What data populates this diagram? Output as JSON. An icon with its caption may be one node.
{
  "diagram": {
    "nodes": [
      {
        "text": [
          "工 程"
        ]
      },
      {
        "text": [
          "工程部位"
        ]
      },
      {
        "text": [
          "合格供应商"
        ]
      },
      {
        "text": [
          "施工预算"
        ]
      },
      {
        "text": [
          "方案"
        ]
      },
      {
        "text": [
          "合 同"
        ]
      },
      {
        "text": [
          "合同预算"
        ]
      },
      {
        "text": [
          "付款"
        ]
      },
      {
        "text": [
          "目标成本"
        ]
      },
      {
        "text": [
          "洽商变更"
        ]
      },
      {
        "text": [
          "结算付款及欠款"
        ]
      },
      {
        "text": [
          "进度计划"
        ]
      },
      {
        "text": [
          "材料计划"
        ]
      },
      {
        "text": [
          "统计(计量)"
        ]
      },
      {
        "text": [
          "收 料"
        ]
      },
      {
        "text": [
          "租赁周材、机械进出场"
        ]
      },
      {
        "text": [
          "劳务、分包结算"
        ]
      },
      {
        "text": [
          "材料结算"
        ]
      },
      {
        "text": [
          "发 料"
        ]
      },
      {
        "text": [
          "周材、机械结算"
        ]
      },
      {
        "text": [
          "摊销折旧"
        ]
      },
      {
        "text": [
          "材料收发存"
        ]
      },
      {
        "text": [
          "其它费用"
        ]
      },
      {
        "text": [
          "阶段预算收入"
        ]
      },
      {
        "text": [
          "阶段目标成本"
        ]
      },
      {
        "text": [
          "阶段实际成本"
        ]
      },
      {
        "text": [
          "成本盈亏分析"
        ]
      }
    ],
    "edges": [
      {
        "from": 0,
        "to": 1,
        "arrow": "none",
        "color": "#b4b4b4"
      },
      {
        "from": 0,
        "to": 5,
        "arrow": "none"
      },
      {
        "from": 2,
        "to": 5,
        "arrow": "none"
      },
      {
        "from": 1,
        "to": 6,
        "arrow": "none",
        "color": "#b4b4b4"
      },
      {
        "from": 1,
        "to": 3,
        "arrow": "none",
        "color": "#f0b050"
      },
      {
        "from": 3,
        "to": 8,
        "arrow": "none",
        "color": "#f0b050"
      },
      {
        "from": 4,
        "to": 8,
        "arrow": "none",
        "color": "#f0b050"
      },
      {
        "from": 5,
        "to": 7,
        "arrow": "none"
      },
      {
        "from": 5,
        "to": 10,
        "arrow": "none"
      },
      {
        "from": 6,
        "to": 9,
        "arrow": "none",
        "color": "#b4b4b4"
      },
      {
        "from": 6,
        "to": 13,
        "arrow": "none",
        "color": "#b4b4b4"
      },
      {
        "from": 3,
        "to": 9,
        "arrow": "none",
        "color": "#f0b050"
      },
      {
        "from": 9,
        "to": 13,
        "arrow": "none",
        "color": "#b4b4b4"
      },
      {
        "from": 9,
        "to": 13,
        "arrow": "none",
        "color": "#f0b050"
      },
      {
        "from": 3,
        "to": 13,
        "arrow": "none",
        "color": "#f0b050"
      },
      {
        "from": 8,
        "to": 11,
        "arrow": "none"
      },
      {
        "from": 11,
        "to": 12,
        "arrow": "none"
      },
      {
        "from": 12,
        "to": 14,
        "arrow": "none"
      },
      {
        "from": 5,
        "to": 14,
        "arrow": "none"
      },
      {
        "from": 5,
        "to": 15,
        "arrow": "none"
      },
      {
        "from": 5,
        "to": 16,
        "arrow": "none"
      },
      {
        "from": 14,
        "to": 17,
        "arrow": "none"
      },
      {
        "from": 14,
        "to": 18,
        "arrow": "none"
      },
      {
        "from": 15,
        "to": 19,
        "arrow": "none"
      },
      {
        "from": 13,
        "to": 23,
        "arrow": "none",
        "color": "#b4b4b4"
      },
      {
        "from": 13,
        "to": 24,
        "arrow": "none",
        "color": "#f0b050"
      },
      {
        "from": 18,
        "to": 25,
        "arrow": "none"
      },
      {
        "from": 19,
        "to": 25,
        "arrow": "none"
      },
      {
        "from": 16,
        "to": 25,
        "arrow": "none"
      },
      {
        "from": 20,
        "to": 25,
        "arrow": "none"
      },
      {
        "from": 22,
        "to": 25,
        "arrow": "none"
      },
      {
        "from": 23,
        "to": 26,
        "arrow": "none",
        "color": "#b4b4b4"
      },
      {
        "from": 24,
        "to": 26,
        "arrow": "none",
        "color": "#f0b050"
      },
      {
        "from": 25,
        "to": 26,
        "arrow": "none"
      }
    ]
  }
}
#####
» Work to do:
Your task is to reproduce the whole listing exactly.

» The solution:
What data populates this diagram? Output as JSON. An icon with its caption may be one node.
{
  "diagram": {
    "nodes": [
      {
        "text": [
          "工 程"
        ]
      },
      {
        "text": [
          "工程部位"
        ]
      },
      {
        "text": [
          "合格供应商"
        ]
      },
      {
        "text": [
          "施工预算"
        ]
      },
      {
        "text": [
          "方案"
        ]
      },
      {
        "text": [
          "合 同"
        ]
      },
      {
        "text": [
          "合同预算"
        ]
      },
      {
        "text": [
          "付款"
        ]
      },
      {
        "text": [
          "目标成本"
        ]
      },
      {
        "text": [
          "洽商变更"
        ]
      },
      {
        "text": [
          "结算付款及欠款"
        ]
      },
      {
        "text": [
          "进度计划"
        ]
      },
      {
        "text": [
          "材料计划"
        ]
      },
      {
        "text": [
          "统计(计量)"
        ]
      },
      {
        "text": [
          "收 料"
        ]
      },
      {
        "text": [
          "租赁周材、机械进出场"
        ]
      },
      {
        "text": [
          "劳务、分包结算"
        ]
      },
      {
        "text": [
          "材料结算"
        ]
      },
      {
        "text": [
          "发 料"
        ]
      },
      {
        "text": [
          "周材、机械结算"
        ]
      },
      {
        "text": [
          "摊销折旧"
        ]
      },
      {
        "text": [
          "材料收发存"
        ]
      },
      {
        "text": [
          "其它费用"
        ]
      },
      {
        "text": [
          "阶段预算收入"
        ]
      },
      {
        "text": [
          "阶段目标成本"
        ]
      },
      {
        "text": [
          "阶段实际成本"
        ]
      },
      {
        "text": [
          "成本盈亏分析"
        ]
      }
    ],
    "edges": [
      {
        "from": 0,
        "to": 1,
        "arrow": "none",
        "color": "#b4b4b4"
      },
      {
        "from": 0,
        "to": 5,
        "arrow": "none"
      },
      {
        "from": 2,
        "to": 5,
        "arrow": "none"
      },
      {
        "from": 1,
        "to": 6,
        "arrow": "none",
        "color": "#b4b4b4"
      },
      {
        "from": 1,
        "to": 3,
        "arrow": "none",
        "color": "#f0b050"
      },
      {
        "from": 3,
        "to": 8,
        "arrow": "none",
        "color": "#f0b050"
      },
      {
        "from": 4,
        "to": 8,
        "arrow": "none",
        "color": "#f0b050"
      },
      {
        "from": 5,
        "to": 7,
        "arrow": "none"
      },
      {
        "from": 5,
        "to": 10,
        "arrow": "none"
      },
      {
        "from": 6,
        "to": 9,
        "arrow": "none",
        "color": "#b4b4b4"
      },
      {
        "from": 6,
        "to": 13,
        "arrow": "none",
        "color": "#b4b4b4"
      },
      {
        "from": 3,
        "to": 9,
        "arrow": "none",
        "color": "#f0b050"
      },
      {
        "from": 9,
        "to": 13,
        "arrow": "none",
        "color": "#b4b4b4"
      },
      {
        "from": 9,
        "to": 13,
        "arrow": "none",
        "color": "#f0b050"
      },
      {
        "from": 3,
        "to": 13,
        "arrow": "none",
        "color": "#f0b050"
      },
      {
        "from": 8,
        "to": 11,
        "arrow": "none"
      },
      {
        "from": 11,
        "to": 12,
        "arrow": "none"
      },
      {
        "from": 12,
        "to": 14,
        "arrow": "none"
      },
      {
        "from": 5,
        "to": 14,
        "arrow": "none"
      },
      {
        "from": 5,
        "to": 15,
        "arrow": "none"
      },
      {
        "from": 5,
        "to": 16,
        "arrow": "none"
      },
      {
        "from": 14,
        "to": 17,
        "arrow": "none"
      },
      {
        "from": 14,
        "to": 18,
        "arrow": "none"
      },
      {
        "from": 15,
        "to": 19,
        "arrow": "none"
      },
      {
        "from": 13,
        "to": 23,
        "arrow": "none",
        "color": "#b4b4b4"
      },
      {
        "from": 13,
        "to": 24,
        "arrow": "none",
        "color": "#f0b050"
      },
      {
        "from": 18,
        "to": 25,
        "arrow": "none"
      },
      {
        "from": 19,
        "to": 25,
        "arrow": "none"
      },
      {
        "from": 16,
        "to": 25,
        "arrow": "none"
      },
      {
        "from": 20,
        "to": 25,
        "arrow": "none"
      },
      {
        "from": 22,
        "to": 25,
        "arrow": "none"
      },
      {
        "from": 23,
        "to": 26,
        "arrow": "none",
        "color": "#b4b4b4"
      },
      {
        "from": 24,
        "to": 26,
        "arrow": "none",
        "color": "#f0b050"
      },
      {
        "from": 25,
        "to": 26,
        "arrow": "none"
      }
    ]
  }
}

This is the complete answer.